Selain tersangka dan terdakwa dalam acara perdata juga ada pihak yang dinamakan Penuntut Umum yang mempunyai tugasa khusus untuk atas nama negara atau masyarakat yang mengadakan tuntutan pidana terhadap pelaku delik. Berasal dari Perancis, dan masuk ke Indonesia dibawa oleh Belanda dan mulai berlaku di Indonesia pada tanggal 1 Mei 1848.
Penyidik dan Penyelidik yang menurut Pasal 1 butir 1 Penyidik adalah pejabat polisi negara RI atau pegawai negeri sipil yang diberi wewenang khusus oleh undang-undang untuk melakukan penyidikan, sedangkan pada butir ke-4 mengatakan bahwa penyelidik adalah pejabat polisi negara RI yang diberi wewenang oleh UU ini untuk melakukan penyelidikan. Dalam Pasal 6 KUHAP ditentukan dua macam badan yang berwenang melakukan dan/atau diberi tugas penyidikan, yaitu “
  1. Pejabat polisi negara Republik Indonesia
  2. Pejabat pegawai sipil tertentu yang diberi wewenang khusus oleh UU.
Penyidik dari kepolisian diangkat oleh Kapolri yang dapat melimpahkan wewenang tersebut kepada pejabat polisi lain.
Penyidik dari pegawai sipil diangkat oleh Menteri Kehakiman atas usul departemen yang membawahkan pegawai tersebut.
Penasihat Hukum dan Bantuan Hukum istilah ini adalah istilah baru, sebelumnya dikenal sebagai pembela, advokat, procureur dan pengacara, istilah penasehat hukum dan bantuan hukum dirasa lebih tepat dan  sesuai dengan fungsinya sebagai pendamping tersangka atau terdakwa dalam pemeriksaan.
Etika seorang penasihat hukum atau advokat tercantum dalam Pasal 39 UUPKK tahun 20004 yang berbunyi : “ dalam memberi bantuan hukum sebagaimana dimaksud di dalam Pasal 37, adokat wajib membantu penyelesaian perkara dengan menjunjung tinggi hukum dan keadilan.” Ketentuan ini berarti penasihat hukum atau advokat tidak boleh mengganggu penyelesaian perkara, misalnya mengulur-ulur waktu, melakukan bantahan atau eksepsi yang mengada-ada.

HAKIM DAN KEKUASAAN HAKIM
Pasal 24 UUD setelah amandemen ke-4 berbunyi  :
1.      Kekuasaan kehakiman merupakan kekuasaan yang merdeka untuk menyelenggarakan peradilan guna menegakkan hukum dan keadilan.

CUPLIKAN DATASET
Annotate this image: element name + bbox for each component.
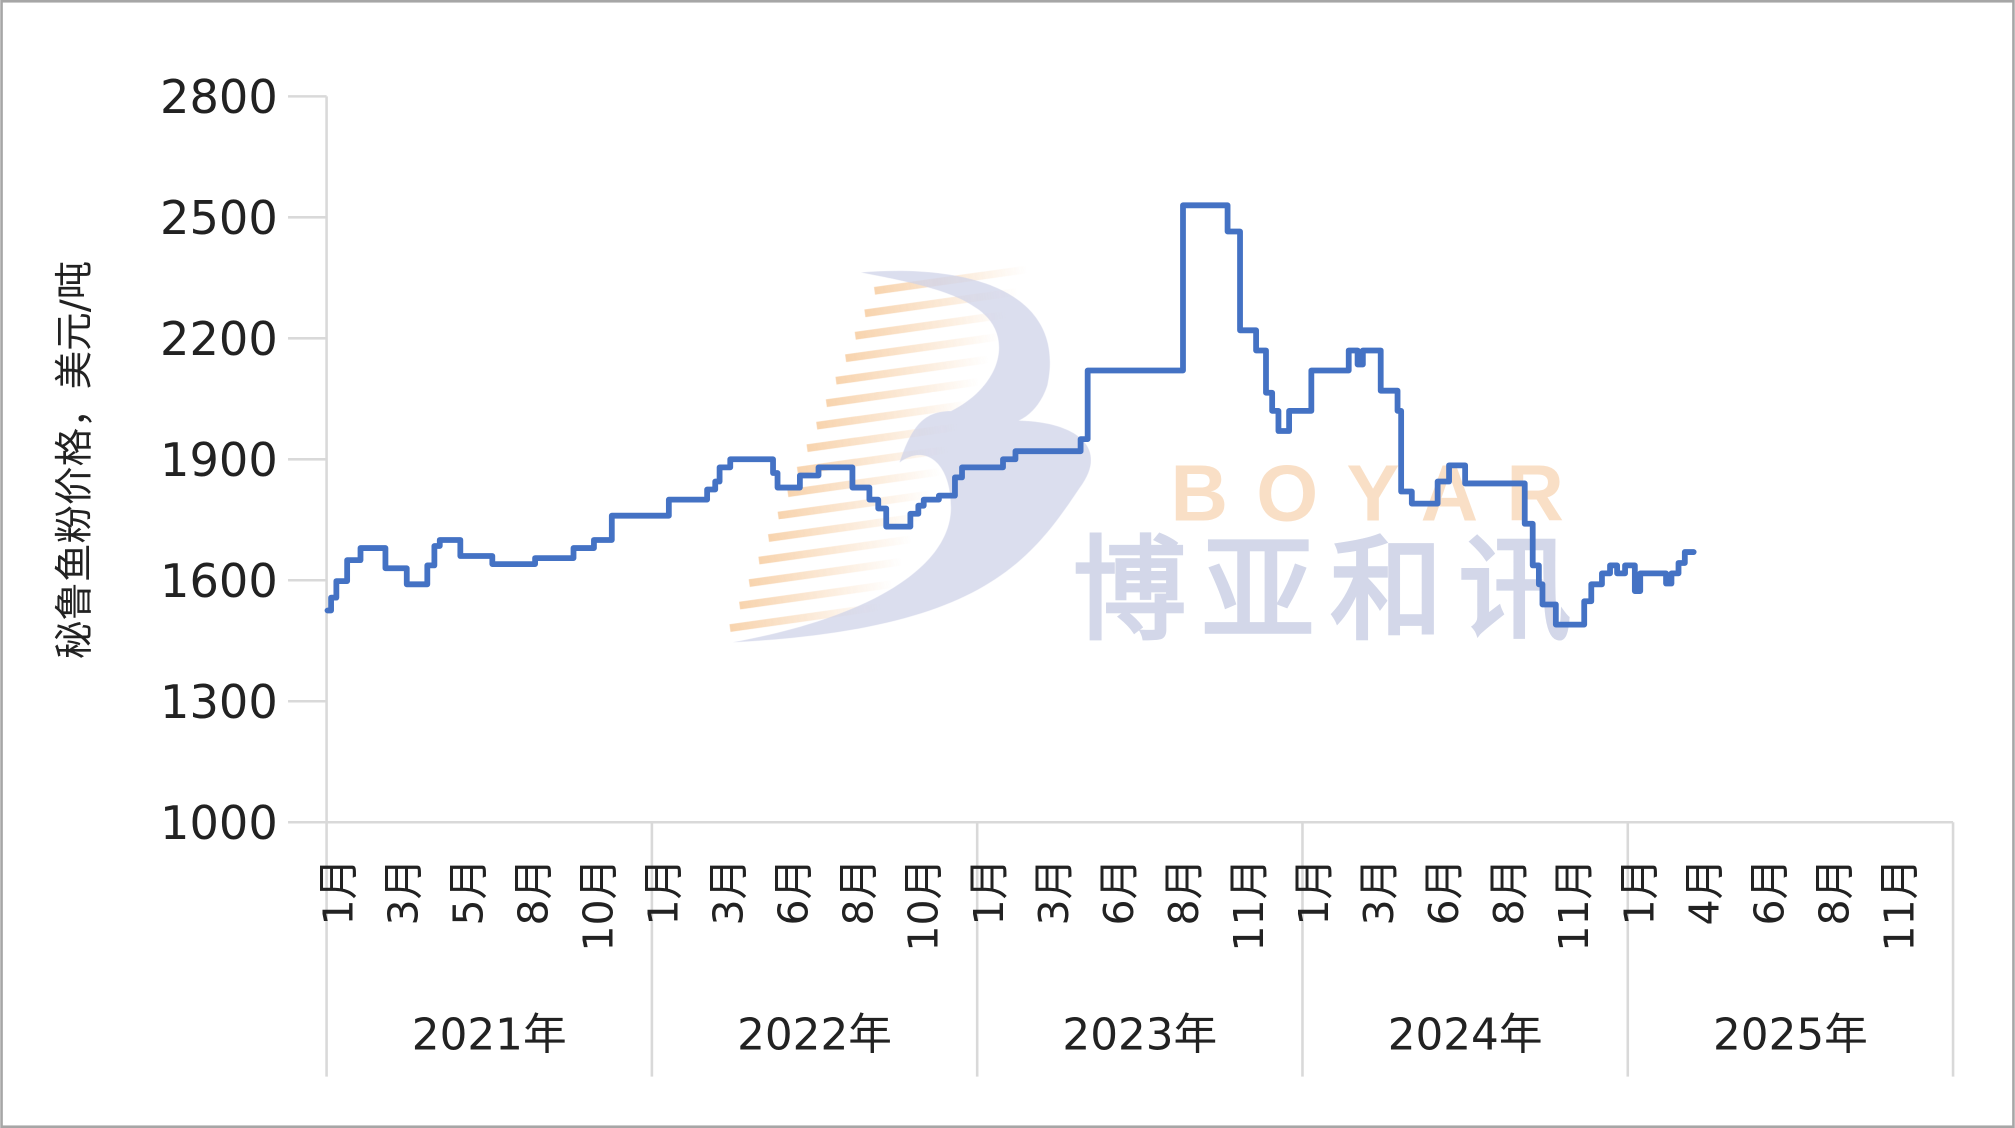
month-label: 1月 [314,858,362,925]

TUGAS TERTULIS
[1] Dalam artikel tentang hukum acara pidana, siapa yang mengangkat penyidik dari kepolisian?
[2] Salin tanpa perubahan bagian artikel yang dibuka dengan kata-kata yang memuat "Penyidik dari kepolisian" dan ditutup dengan "membawahkan pegawai tersebut.".

JAWABAN PER TUGAS
[1] Kapolri.

[2]
Penyidik dari kepolisian diangkat oleh Kapolri yang dapat melimpahkan wewenang tersebut kepada pejabat polisi lain.
Penyidik dari pegawai sipil diangkat oleh Menteri Kehakiman atas usul departemen yang membawahkan pegawai tersebut.